▶ [TASK DETAILS]
Your task is to output all the records below, word for word.

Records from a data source

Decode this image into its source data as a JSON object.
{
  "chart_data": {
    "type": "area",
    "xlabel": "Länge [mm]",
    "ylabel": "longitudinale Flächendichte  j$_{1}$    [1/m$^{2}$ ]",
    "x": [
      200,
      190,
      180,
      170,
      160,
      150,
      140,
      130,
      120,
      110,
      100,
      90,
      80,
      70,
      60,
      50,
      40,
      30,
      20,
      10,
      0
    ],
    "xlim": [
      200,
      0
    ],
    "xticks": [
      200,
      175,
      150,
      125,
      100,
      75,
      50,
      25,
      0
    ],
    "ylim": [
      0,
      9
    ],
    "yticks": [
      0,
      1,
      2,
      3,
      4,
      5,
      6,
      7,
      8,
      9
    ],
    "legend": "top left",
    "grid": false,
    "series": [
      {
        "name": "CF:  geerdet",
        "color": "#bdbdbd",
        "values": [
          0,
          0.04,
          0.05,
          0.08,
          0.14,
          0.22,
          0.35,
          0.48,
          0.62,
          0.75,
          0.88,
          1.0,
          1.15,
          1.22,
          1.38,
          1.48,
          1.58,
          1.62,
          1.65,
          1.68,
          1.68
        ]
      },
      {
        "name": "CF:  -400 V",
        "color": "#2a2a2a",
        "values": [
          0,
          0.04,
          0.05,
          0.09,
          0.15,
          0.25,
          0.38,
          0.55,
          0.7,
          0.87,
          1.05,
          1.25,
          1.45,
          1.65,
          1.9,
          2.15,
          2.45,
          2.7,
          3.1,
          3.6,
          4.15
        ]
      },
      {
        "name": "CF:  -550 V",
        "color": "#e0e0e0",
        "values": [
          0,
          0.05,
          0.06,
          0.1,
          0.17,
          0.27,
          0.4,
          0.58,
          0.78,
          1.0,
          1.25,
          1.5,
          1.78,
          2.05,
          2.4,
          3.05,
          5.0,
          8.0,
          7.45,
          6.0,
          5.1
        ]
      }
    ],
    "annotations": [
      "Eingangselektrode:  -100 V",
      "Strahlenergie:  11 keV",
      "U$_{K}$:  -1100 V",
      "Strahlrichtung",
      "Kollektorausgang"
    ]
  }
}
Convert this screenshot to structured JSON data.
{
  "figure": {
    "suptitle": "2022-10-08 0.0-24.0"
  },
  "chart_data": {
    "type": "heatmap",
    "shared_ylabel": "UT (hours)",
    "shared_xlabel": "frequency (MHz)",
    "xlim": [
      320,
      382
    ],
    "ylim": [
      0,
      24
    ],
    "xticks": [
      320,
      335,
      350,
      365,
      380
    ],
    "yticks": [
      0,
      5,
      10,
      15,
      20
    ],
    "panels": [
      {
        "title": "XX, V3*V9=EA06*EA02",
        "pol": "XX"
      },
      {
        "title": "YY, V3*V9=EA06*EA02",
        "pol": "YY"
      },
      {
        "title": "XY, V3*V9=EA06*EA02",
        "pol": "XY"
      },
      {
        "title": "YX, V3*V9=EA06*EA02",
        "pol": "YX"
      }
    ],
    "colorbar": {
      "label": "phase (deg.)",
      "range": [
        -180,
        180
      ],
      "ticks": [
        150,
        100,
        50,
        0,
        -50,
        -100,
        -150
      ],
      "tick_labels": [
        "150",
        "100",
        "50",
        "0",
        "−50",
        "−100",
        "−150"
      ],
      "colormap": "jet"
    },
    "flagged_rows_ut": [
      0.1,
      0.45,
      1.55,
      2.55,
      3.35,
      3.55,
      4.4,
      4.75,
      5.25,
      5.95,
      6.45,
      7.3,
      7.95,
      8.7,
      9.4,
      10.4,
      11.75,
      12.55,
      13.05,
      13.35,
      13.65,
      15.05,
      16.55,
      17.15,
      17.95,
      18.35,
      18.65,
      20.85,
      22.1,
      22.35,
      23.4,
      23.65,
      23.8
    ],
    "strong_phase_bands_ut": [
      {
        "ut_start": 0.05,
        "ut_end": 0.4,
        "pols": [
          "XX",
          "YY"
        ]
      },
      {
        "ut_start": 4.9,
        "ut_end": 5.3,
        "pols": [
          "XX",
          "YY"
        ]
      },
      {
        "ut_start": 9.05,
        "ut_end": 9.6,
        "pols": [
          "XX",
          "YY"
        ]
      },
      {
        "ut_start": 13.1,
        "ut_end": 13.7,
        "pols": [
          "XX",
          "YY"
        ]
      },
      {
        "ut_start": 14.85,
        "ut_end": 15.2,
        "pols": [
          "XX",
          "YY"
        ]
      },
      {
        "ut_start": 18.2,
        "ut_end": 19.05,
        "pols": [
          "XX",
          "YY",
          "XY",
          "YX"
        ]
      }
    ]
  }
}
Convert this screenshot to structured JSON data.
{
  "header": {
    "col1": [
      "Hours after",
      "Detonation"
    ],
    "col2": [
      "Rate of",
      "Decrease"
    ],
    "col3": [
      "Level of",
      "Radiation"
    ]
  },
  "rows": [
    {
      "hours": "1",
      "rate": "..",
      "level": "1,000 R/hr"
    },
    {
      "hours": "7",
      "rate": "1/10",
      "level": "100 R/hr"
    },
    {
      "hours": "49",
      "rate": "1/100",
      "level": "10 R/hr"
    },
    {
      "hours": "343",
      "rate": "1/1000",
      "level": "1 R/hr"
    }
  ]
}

▶ [EXERCISE ANSWER]
Decode this image into its source data as a JSON object.
{
  "chart_data": {
    "type": "area",
    "xlabel": "Länge [mm]",
    "ylabel": "longitudinale Flächendichte  j$_{1}$    [1/m$^{2}$ ]",
    "x": [
      200,
      190,
      180,
      170,
      160,
      150,
      140,
      130,
      120,
      110,
      100,
      90,
      80,
      70,
      60,
      50,
      40,
      30,
      20,
      10,
      0
    ],
    "xlim": [
      200,
      0
    ],
    "xticks": [
      200,
      175,
      150,
      125,
      100,
      75,
      50,
      25,
      0
    ],
    "ylim": [
      0,
      9
    ],
    "yticks": [
      0,
      1,
      2,
      3,
      4,
      5,
      6,
      7,
      8,
      9
    ],
    "legend": "top left",
    "grid": false,
    "series": [
      {
        "name": "CF:  geerdet",
        "color": "#bdbdbd",
        "values": [
          0,
          0.04,
          0.05,
          0.08,
          0.14,
          0.22,
          0.35,
          0.48,
          0.62,
          0.75,
          0.88,
          1.0,
          1.15,
          1.22,
          1.38,
          1.48,
          1.58,
          1.62,
          1.65,
          1.68,
          1.68
        ]
      },
      {
        "name": "CF:  -400 V",
        "color": "#2a2a2a",
        "values": [
          0,
          0.04,
          0.05,
          0.09,
          0.15,
          0.25,
          0.38,
          0.55,
          0.7,
          0.87,
          1.05,
          1.25,
          1.45,
          1.65,
          1.9,
          2.15,
          2.45,
          2.7,
          3.1,
          3.6,
          4.15
        ]
      },
      {
        "name": "CF:  -550 V",
        "color": "#e0e0e0",
        "values": [
          0,
          0.05,
          0.06,
          0.1,
          0.17,
          0.27,
          0.4,
          0.58,
          0.78,
          1.0,
          1.25,
          1.5,
          1.78,
          2.05,
          2.4,
          3.05,
          5.0,
          8.0,
          7.45,
          6.0,
          5.1
        ]
      }
    ],
    "annotations": [
      "Eingangselektrode:  -100 V",
      "Strahlenergie:  11 keV",
      "U$_{K}$:  -1100 V",
      "Strahlrichtung",
      "Kollektorausgang"
    ]
  }
}
Convert this screenshot to structured JSON data.
{
  "figure": {
    "suptitle": "2022-10-08 0.0-24.0"
  },
  "chart_data": {
    "type": "heatmap",
    "shared_ylabel": "UT (hours)",
    "shared_xlabel": "frequency (MHz)",
    "xlim": [
      320,
      382
    ],
    "ylim": [
      0,
      24
    ],
    "xticks": [
      320,
      335,
      350,
      365,
      380
    ],
    "yticks": [
      0,
      5,
      10,
      15,
      20
    ],
    "panels": [
      {
        "title": "XX, V3*V9=EA06*EA02",
        "pol": "XX"
      },
      {
        "title": "YY, V3*V9=EA06*EA02",
        "pol": "YY"
      },
      {
        "title": "XY, V3*V9=EA06*EA02",
        "pol": "XY"
      },
      {
        "title": "YX, V3*V9=EA06*EA02",
        "pol": "YX"
      }
    ],
    "colorbar": {
      "label": "phase (deg.)",
      "range": [
        -180,
        180
      ],
      "ticks": [
        150,
        100,
        50,
        0,
        -50,
        -100,
        -150
      ],
      "tick_labels": [
        "150",
        "100",
        "50",
        "0",
        "−50",
        "−100",
        "−150"
      ],
      "colormap": "jet"
    },
    "flagged_rows_ut": [
      0.1,
      0.45,
      1.55,
      2.55,
      3.35,
      3.55,
      4.4,
      4.75,
      5.25,
      5.95,
      6.45,
      7.3,
      7.95,
      8.7,
      9.4,
      10.4,
      11.75,
      12.55,
      13.05,
      13.35,
      13.65,
      15.05,
      16.55,
      17.15,
      17.95,
      18.35,
      18.65,
      20.85,
      22.1,
      22.35,
      23.4,
      23.65,
      23.8
    ],
    "strong_phase_bands_ut": [
      {
        "ut_start": 0.05,
        "ut_end": 0.4,
        "pols": [
          "XX",
          "YY"
        ]
      },
      {
        "ut_start": 4.9,
        "ut_end": 5.3,
        "pols": [
          "XX",
          "YY"
        ]
      },
      {
        "ut_start": 9.05,
        "ut_end": 9.6,
        "pols": [
          "XX",
          "YY"
        ]
      },
      {
        "ut_start": 13.1,
        "ut_end": 13.7,
        "pols": [
          "XX",
          "YY"
        ]
      },
      {
        "ut_start": 14.85,
        "ut_end": 15.2,
        "pols": [
          "XX",
          "YY"
        ]
      },
      {
        "ut_start": 18.2,
        "ut_end": 19.05,
        "pols": [
          "XX",
          "YY",
          "XY",
          "YX"
        ]
      }
    ]
  }
}
Convert this screenshot to structured JSON data.
{
  "header": {
    "col1": [
      "Hours after",
      "Detonation"
    ],
    "col2": [
      "Rate of",
      "Decrease"
    ],
    "col3": [
      "Level of",
      "Radiation"
    ]
  },
  "rows": [
    {
      "hours": "1",
      "rate": "..",
      "level": "1,000 R/hr"
    },
    {
      "hours": "7",
      "rate": "1/10",
      "level": "100 R/hr"
    },
    {
      "hours": "49",
      "rate": "1/100",
      "level": "10 R/hr"
    },
    {
      "hours": "343",
      "rate": "1/1000",
      "level": "1 R/hr"
    }
  ]
}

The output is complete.